[Extracted data entries]
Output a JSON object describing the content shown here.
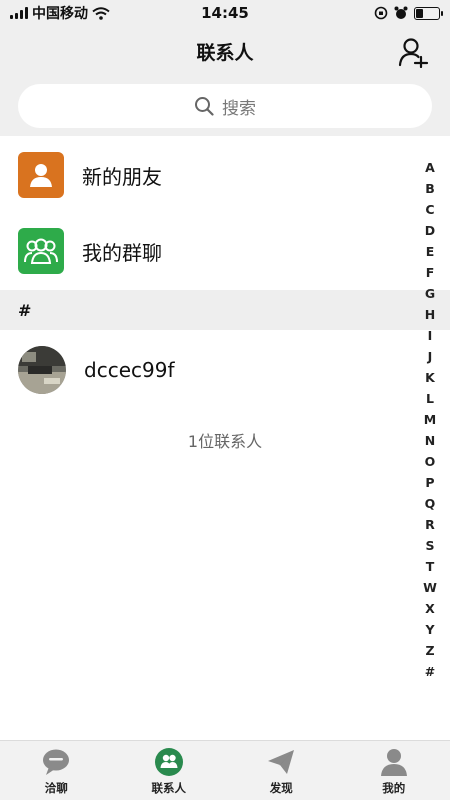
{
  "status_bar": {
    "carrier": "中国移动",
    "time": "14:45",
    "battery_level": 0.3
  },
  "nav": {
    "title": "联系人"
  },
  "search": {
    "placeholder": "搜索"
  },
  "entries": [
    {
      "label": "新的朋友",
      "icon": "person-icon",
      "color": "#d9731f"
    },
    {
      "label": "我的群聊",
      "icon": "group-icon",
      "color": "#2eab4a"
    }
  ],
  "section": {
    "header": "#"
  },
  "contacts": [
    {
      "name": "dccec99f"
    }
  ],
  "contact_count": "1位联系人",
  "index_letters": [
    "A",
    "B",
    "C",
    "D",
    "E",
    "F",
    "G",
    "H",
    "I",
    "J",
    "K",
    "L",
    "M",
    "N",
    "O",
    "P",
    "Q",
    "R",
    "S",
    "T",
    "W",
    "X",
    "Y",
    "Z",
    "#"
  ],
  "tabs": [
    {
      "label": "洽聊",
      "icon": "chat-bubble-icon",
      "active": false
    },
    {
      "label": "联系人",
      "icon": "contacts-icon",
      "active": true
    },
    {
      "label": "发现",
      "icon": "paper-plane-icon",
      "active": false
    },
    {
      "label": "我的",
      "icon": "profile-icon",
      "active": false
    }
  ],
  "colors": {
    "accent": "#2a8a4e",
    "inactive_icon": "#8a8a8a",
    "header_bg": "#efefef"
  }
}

### WHAT TO WORK ON
Your answer should be one number: the count of lines in the data above that include the word "label".

### EXERCISE RESPONSE
6